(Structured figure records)
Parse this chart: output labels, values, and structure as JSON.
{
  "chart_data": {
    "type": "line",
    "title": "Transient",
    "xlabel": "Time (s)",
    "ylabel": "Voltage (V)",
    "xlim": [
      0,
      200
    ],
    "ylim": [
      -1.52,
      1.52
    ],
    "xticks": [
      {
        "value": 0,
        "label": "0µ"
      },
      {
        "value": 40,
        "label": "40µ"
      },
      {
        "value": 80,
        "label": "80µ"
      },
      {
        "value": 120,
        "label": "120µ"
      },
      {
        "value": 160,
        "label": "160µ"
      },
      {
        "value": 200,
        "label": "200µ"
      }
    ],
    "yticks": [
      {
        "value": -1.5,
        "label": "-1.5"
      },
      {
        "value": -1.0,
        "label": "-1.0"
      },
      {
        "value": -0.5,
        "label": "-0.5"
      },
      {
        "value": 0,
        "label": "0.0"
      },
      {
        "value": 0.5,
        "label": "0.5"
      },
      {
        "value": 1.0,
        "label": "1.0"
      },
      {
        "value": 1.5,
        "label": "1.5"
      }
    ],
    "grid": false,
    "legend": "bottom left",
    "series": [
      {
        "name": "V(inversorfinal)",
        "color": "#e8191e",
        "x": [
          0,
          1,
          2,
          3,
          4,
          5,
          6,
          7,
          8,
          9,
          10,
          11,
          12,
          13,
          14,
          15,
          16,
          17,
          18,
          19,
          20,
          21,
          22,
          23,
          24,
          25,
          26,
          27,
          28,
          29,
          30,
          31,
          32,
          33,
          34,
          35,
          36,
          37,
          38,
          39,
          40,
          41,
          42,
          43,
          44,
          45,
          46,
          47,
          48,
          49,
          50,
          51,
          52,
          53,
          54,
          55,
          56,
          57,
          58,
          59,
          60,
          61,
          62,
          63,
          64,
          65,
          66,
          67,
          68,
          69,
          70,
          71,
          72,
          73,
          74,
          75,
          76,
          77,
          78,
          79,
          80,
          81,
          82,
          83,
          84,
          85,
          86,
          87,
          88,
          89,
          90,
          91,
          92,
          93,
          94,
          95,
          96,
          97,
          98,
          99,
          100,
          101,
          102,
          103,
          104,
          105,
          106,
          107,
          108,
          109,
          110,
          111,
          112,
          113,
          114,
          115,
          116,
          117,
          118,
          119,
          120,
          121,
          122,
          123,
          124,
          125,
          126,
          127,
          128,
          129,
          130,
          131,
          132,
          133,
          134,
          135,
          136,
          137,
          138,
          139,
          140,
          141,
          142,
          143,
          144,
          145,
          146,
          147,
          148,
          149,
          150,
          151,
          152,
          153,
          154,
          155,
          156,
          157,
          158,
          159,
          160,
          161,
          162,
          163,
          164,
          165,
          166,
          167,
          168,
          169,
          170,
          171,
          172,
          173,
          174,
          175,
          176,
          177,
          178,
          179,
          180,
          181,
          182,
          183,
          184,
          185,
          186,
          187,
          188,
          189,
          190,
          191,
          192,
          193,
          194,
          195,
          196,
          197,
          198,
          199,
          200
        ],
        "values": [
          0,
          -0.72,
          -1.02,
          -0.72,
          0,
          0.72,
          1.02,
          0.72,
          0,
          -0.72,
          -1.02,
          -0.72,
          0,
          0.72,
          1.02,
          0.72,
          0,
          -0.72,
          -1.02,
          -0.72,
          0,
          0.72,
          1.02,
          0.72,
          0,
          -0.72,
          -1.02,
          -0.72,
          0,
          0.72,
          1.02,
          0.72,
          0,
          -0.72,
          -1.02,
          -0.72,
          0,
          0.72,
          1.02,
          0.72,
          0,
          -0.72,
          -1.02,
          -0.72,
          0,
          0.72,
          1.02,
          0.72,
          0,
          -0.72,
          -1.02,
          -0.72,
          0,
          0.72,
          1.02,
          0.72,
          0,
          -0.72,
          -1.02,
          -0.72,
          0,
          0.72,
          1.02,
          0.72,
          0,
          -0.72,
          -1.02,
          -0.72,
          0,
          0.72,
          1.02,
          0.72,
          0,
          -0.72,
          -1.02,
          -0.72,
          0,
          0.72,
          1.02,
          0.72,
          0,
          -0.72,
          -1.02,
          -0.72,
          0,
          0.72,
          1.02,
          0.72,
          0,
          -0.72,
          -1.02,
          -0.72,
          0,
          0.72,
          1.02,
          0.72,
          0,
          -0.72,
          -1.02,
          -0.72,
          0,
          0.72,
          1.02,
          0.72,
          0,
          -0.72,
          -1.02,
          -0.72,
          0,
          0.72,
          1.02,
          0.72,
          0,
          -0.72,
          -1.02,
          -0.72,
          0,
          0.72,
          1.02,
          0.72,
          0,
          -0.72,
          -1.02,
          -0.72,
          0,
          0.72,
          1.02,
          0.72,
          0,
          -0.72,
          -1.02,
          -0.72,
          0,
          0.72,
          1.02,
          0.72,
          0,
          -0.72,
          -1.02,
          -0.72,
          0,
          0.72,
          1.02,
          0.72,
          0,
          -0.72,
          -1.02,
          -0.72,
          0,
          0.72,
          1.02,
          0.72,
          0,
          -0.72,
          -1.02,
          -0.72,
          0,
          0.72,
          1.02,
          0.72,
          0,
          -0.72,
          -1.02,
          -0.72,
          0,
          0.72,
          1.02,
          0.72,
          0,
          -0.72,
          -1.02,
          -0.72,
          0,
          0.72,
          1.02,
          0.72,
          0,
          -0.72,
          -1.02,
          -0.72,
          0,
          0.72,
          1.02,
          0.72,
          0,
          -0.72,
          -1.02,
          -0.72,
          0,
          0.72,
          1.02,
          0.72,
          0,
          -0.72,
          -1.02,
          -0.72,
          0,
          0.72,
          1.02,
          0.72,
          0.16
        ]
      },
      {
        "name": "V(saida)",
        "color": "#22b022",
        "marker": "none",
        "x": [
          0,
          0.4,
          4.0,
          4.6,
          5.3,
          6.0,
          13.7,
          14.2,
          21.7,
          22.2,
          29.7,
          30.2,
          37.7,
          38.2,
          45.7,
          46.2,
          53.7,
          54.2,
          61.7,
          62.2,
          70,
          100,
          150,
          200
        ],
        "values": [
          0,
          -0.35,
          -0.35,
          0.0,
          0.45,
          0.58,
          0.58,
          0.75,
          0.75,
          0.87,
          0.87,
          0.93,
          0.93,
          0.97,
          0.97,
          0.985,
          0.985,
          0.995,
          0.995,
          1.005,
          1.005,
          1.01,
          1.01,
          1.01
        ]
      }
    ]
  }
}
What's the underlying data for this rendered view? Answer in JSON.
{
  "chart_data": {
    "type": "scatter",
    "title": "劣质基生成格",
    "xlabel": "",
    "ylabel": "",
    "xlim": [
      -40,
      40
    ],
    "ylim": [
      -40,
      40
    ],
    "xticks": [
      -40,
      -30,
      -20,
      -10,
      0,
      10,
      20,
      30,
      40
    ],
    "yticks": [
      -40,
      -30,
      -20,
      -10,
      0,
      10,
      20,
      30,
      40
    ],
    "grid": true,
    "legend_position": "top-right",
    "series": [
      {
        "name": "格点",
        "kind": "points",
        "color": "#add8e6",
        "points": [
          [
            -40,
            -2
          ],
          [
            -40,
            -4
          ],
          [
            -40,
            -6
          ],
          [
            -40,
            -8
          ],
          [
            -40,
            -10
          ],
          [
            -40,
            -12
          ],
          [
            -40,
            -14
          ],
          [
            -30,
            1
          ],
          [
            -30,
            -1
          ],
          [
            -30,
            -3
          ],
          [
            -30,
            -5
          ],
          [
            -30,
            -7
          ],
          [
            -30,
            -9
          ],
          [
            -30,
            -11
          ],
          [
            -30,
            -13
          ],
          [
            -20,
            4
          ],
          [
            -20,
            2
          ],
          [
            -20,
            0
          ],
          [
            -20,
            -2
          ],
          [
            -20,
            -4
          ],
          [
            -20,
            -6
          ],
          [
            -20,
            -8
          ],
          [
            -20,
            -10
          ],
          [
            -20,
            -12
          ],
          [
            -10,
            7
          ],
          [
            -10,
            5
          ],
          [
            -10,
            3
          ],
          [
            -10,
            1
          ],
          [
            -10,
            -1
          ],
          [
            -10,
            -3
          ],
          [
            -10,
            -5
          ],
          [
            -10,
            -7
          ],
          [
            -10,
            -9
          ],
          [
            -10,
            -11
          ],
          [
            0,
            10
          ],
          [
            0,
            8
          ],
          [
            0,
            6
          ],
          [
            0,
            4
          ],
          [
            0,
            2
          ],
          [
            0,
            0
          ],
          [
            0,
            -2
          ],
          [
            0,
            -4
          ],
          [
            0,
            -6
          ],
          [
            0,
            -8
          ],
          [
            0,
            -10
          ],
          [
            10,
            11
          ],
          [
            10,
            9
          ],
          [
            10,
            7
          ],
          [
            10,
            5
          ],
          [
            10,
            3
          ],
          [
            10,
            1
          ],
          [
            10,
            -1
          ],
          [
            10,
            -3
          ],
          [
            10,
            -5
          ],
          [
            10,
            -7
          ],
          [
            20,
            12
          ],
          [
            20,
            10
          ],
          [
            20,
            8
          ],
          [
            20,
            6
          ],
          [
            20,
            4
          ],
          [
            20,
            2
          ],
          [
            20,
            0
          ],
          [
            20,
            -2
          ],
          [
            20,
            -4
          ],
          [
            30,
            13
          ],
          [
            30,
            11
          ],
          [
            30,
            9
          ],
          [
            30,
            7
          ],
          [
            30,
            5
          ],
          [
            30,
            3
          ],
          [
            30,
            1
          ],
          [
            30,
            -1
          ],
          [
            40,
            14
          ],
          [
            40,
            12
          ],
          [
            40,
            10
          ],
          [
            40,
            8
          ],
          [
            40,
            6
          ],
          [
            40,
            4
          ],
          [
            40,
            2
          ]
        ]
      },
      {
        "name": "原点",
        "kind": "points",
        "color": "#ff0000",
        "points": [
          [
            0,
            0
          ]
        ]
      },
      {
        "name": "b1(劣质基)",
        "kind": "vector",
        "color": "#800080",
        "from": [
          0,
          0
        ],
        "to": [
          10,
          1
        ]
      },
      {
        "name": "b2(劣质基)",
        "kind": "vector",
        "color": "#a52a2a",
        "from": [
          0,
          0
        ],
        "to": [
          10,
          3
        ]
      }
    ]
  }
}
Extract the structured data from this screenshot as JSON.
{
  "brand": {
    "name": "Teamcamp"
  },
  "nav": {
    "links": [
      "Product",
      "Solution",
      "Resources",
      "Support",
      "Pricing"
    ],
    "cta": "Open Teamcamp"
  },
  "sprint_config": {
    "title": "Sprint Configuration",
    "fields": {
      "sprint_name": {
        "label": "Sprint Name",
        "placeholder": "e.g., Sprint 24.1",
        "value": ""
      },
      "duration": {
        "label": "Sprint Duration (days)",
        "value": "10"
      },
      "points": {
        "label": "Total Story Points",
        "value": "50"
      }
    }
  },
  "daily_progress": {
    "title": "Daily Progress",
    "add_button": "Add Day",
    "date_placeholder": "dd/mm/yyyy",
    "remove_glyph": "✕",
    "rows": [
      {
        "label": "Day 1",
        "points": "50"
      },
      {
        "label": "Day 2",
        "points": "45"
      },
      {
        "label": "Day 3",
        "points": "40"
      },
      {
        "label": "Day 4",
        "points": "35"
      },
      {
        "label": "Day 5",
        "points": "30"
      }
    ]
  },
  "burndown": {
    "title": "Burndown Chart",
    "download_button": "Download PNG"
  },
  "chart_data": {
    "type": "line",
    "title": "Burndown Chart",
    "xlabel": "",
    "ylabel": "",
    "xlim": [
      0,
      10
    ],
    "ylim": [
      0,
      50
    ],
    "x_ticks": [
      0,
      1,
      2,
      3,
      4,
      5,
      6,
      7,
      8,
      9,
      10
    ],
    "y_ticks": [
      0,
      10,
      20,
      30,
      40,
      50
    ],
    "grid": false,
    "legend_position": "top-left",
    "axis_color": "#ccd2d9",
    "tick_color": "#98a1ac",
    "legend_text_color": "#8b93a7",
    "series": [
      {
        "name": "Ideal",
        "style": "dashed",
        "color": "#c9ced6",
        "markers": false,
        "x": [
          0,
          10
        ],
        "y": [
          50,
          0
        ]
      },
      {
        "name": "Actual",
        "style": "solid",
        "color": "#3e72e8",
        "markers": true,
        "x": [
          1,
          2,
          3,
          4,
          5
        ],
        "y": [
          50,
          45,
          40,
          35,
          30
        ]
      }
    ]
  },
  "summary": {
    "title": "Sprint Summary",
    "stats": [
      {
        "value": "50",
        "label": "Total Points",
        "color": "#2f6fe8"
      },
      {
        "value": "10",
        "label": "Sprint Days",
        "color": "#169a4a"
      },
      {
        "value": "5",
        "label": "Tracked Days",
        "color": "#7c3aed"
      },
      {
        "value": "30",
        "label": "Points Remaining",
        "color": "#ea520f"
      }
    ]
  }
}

▶ SHORT PROBLEM: Find each line holding the string "JSON" and copy it out.

▶ ANSWER TO THIS PROBLEM:
Parse this chart: output labels, values, and structure as JSON.
What's the underlying data for this rendered view? Answer in JSON.
Extract the structured data from this screenshot as JSON.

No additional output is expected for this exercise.